Collected data:
══════════════════════════════

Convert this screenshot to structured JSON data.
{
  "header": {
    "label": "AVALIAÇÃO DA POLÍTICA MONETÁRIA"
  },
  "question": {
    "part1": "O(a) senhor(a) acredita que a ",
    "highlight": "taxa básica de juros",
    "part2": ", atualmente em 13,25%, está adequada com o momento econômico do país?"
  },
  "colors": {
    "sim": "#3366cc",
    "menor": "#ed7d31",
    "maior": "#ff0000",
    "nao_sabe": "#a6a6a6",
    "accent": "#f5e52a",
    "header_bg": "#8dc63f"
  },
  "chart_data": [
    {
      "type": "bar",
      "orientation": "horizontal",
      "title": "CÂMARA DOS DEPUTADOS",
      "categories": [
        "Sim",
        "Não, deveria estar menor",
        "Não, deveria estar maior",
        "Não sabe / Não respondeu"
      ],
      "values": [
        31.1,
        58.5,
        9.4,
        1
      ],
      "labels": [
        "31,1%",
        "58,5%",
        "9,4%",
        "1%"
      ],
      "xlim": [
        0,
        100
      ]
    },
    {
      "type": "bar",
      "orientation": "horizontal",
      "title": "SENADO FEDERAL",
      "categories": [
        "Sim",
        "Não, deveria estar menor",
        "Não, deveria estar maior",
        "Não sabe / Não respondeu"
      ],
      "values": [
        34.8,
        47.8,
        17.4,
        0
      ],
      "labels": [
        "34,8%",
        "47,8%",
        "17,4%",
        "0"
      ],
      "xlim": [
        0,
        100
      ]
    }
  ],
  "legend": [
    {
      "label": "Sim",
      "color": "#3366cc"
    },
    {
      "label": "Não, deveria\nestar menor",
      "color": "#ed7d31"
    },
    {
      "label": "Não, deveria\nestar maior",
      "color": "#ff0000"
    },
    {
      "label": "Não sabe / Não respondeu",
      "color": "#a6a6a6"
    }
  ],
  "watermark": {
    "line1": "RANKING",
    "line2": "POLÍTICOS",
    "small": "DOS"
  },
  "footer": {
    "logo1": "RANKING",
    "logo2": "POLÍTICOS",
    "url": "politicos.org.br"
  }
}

══════════════════════════════

What to produce: Search the entries for "maior" and copy out each line that has it.

Task output:
    "maior": "#ff0000",
        "Não, deveria estar maior",
        "Não, deveria estar maior",
      "label": "Não, deveria\nestar maior",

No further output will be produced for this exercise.